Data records
::::::::::
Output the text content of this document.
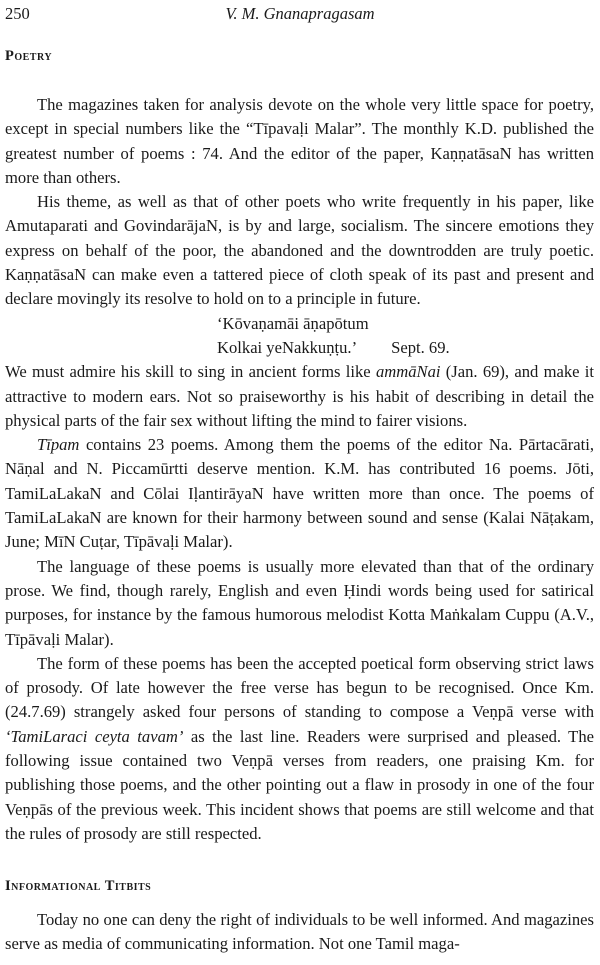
250	V. M. Gnanapragasam
Poetry

The magazines taken for analysis devote on the whole very little space for poetry, except in special numbers like the “Tīpavaḷi Malar”. The monthly K.D. published the greatest number of poems : 74. And the editor of the paper, KaṇṇatāsaN has written more than others.

His theme, as well as that of other poets who write frequently in his paper, like Amutaparati and GovindarājaN, is by and large, socialism. The sincere emotions they express on behalf of the poor, the abandoned and the downtrodden are truly poetic. KaṇṇatāsaN can make even a tattered piece of cloth speak of its past and present and declare movingly its resolve to hold on to a principle in future.

‘Kōvaṇamāi āṇapōtum
Kolkai yeNakkuṇṭu.’ Sept. 69.

We must admire his skill to sing in ancient forms like ammāNai (Jan. 69), and make it attractive to modern ears. Not so praiseworthy is his habit of describing in detail the physical parts of the fair sex without lifting the mind to fairer visions.

Tīpam contains 23 poems. Among them the poems of the editor Na. Pārtacārati, Nāṇal and N. Piccamūrtti deserve mention. K.M. has contributed 16 poems. Jōti, TamiLaLakaN and Cōlai IḷantirāyaN have written more than once. The poems of TamiLaLakaN are known for their harmony between sound and sense (Kalai Nāṭakam, June; MīN Cuṭar, Tīpāvaḷi Malar).

The language of these poems is usually more elevated than that of the ordinary prose. We find, though rarely, English and even Ḥindi words being used for satirical purposes, for instance by the famous humorous melodist Kotta Maṅkalam Cuppu (A.V., Tīpāvaḷi Malar).

The form of these poems has been the accepted poetical form observing strict laws of prosody. Of late however the free verse has begun to be recognised. Once Km. (24.7.69) strangely asked four persons of standing to compose a Veṇpā verse with ‘TamiLaraci ceyta tavam’ as the last line. Readers were surprised and pleased. The following issue contained two Veṇpā verses from readers, one praising Km. for publishing those poems, and the other pointing out a flaw in prosody in one of the four Veṇpās of the previous week. This incident shows that poems are still welcome and that the rules of prosody are still respected.

Informational Titbits

Today no one can deny the right of individuals to be well informed. And magazines serve as media of communicating information. Not one Tamil maga-
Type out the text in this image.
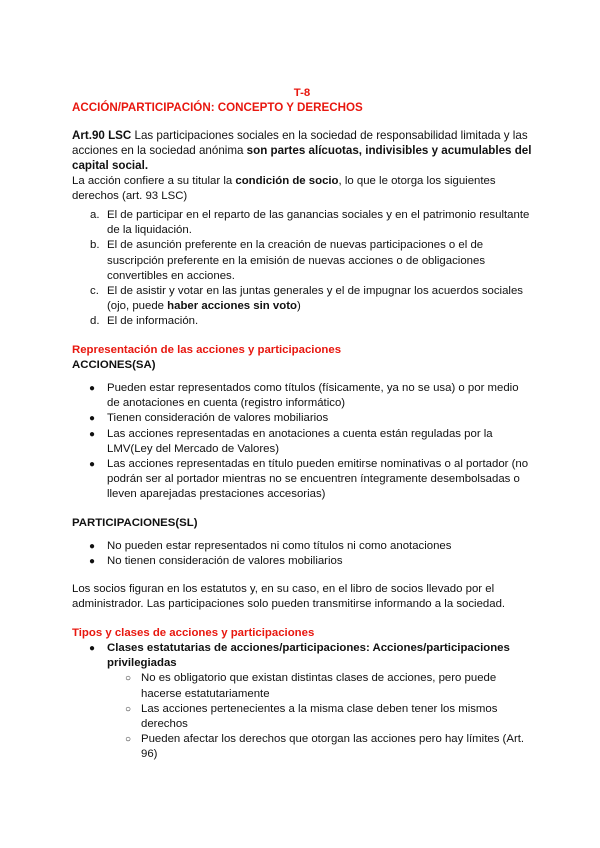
T-8

ACCIÓN/PARTICIPACIÓN: CONCEPTO Y DERECHOS

Art.90 LSC Las participaciones sociales en la sociedad de responsabilidad limitada y las acciones en la sociedad anónima son partes alícuotas, indivisibles y acumulables del capital social.

La acción confiere a su titular la condición de socio, lo que le otorga los siguientes derechos (art. 93 LSC)

a. El de participar en el reparto de las ganancias sociales y en el patrimonio resultante de la liquidación.
b. El de asunción preferente en la creación de nuevas participaciones o el de suscripción preferente en la emisión de nuevas acciones o de obligaciones convertibles en acciones.
c. El de asistir y votar en las juntas generales y el de impugnar los acuerdos sociales (ojo, puede haber acciones sin voto)
d. El de información.

Representación de las acciones y participaciones

ACCIONES(SA)

● Pueden estar representados como títulos (físicamente, ya no se usa) o por medio de anotaciones en cuenta (registro informático)
● Tienen consideración de valores mobiliarios
● Las acciones representadas en anotaciones a cuenta están reguladas por la LMV(Ley del Mercado de Valores)
● Las acciones representadas en título pueden emitirse nominativas o al portador (no podrán ser al portador mientras no se encuentren íntegramente desembolsadas o lleven aparejadas prestaciones accesorias)

PARTICIPACIONES(SL)

● No pueden estar representados ni como títulos ni como anotaciones
● No tienen consideración de valores mobiliarios

Los socios figuran en los estatutos y, en su caso, en el libro de socios llevado por el administrador. Las participaciones solo pueden transmitirse informando a la sociedad.

Tipos y clases de acciones y participaciones

● Clases estatutarias de acciones/participaciones: Acciones/participaciones privilegiadas
○ No es obligatorio que existan distintas clases de acciones, pero puede hacerse estatutariamente
○ Las acciones pertenecientes a la misma clase deben tener los mismos derechos
○ Pueden afectar los derechos que otorgan las acciones pero hay límites (Art. 96)
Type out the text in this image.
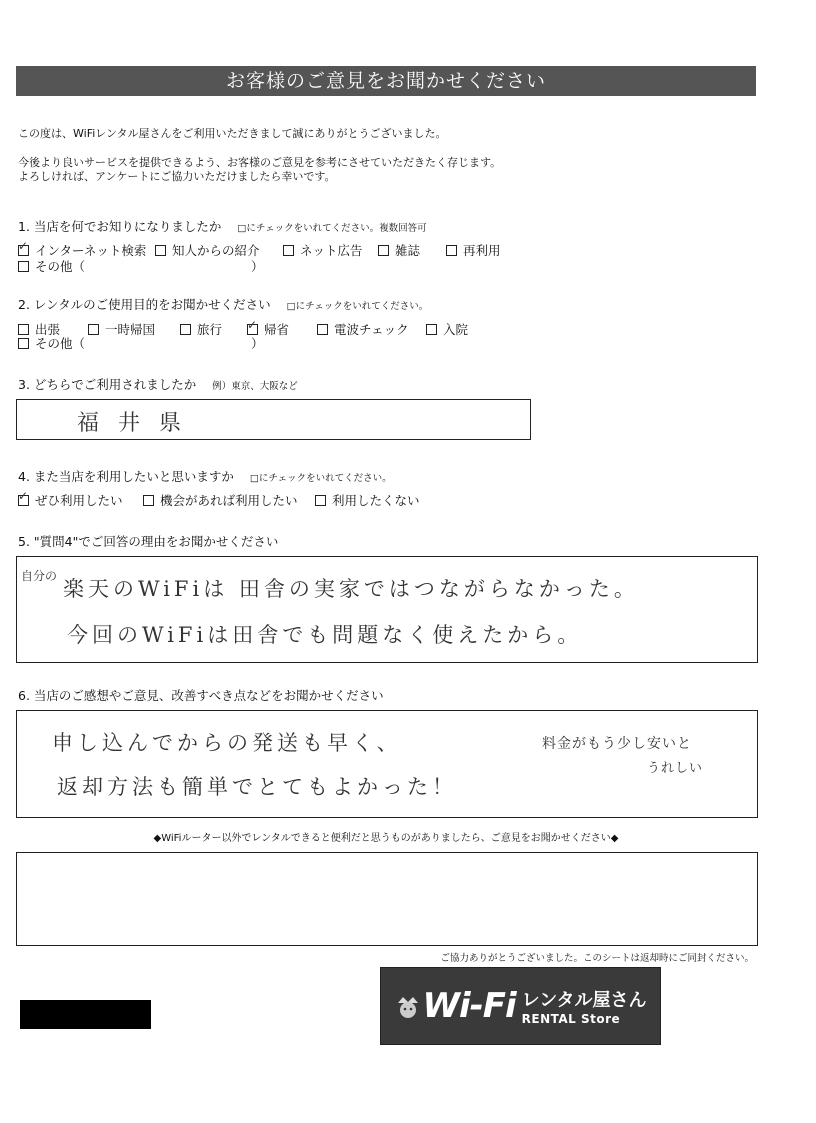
お客様のご意見をお聞かせください
この度は、WiFiレンタル屋さんをご利用いただきまして誠にありがとうございました。
今後より良いサービスを提供できるよう、お客様のご意見を参考にさせていただきたく存じます。
よろしければ、アンケートにご協力いただけましたら幸いです。
1. 当店を何でお知りになりましたか □にチェックをいれてください。複数回答可
✓インターネット検索	知人からの紹介	ネット広告	雑誌	再利用
その他（	）
2. レンタルのご使用目的をお聞かせください □にチェックをいれてください。
出張	一時帰国	旅行
✓	帰省	電波チェック	入院
その他（	）
3. どちらでご利用されましたか 例）東京、大阪など
福 井 県
4. また当店を利用したいと思いますか □にチェックをいれてください。
✓ぜひ利用したい	機会があれば利用したい	利用したくない
5. "質問4"でご回答の理由をお聞かせください
自分の
楽天のWiFiは 田舎の実家ではつながらなかった。
今回のWiFiは田舎でも問題なく使えたから。
6. 当店のご感想やご意見、改善すべき点などをお聞かせください
申し込んでからの発送も早く、
返却方法も簡単でとてもよかった！
料金がもう少し安いと
うれしい
◆WiFiルーター以外でレンタルできると便利だと思うものがありましたら、ご意見をお聞かせください◆
ご協力ありがとうございました。このシートは返却時にご同封ください。
Wi-Fi レンタル屋さん
RENTAL Store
::::::::::
▶ [Directions for this task] Scan the records above for the string "Malar", then select every line that holds it.

▶ [Answer for this exercise]
The magazines taken for analysis devote on the whole very little space for poetry, except in special numbers like the “Tīpavaḷi Malar”. The monthly K.D. published the greatest number of poems : 74. And the editor of the paper, KaṇṇatāsaN has written more than others.
Tīpam contains 23 poems. Among them the poems of the editor Na. Pārtacārati, Nāṇal and N. Piccamūrtti deserve mention. K.M. has contributed 16 poems. Jōti, TamiLaLakaN and Cōlai IḷantirāyaN have written more than once. The poems of TamiLaLakaN are known for their harmony between sound and sense (Kalai Nāṭakam, June; MīN Cuṭar, Tīpāvaḷi Malar).
The language of these poems is usually more elevated than that of the ordinary prose. We find, though rarely, English and even Ḥindi words being used for satirical purposes, for instance by the famous humorous melodist Kotta Maṅkalam Cuppu (A.V., Tīpāvaḷi Malar).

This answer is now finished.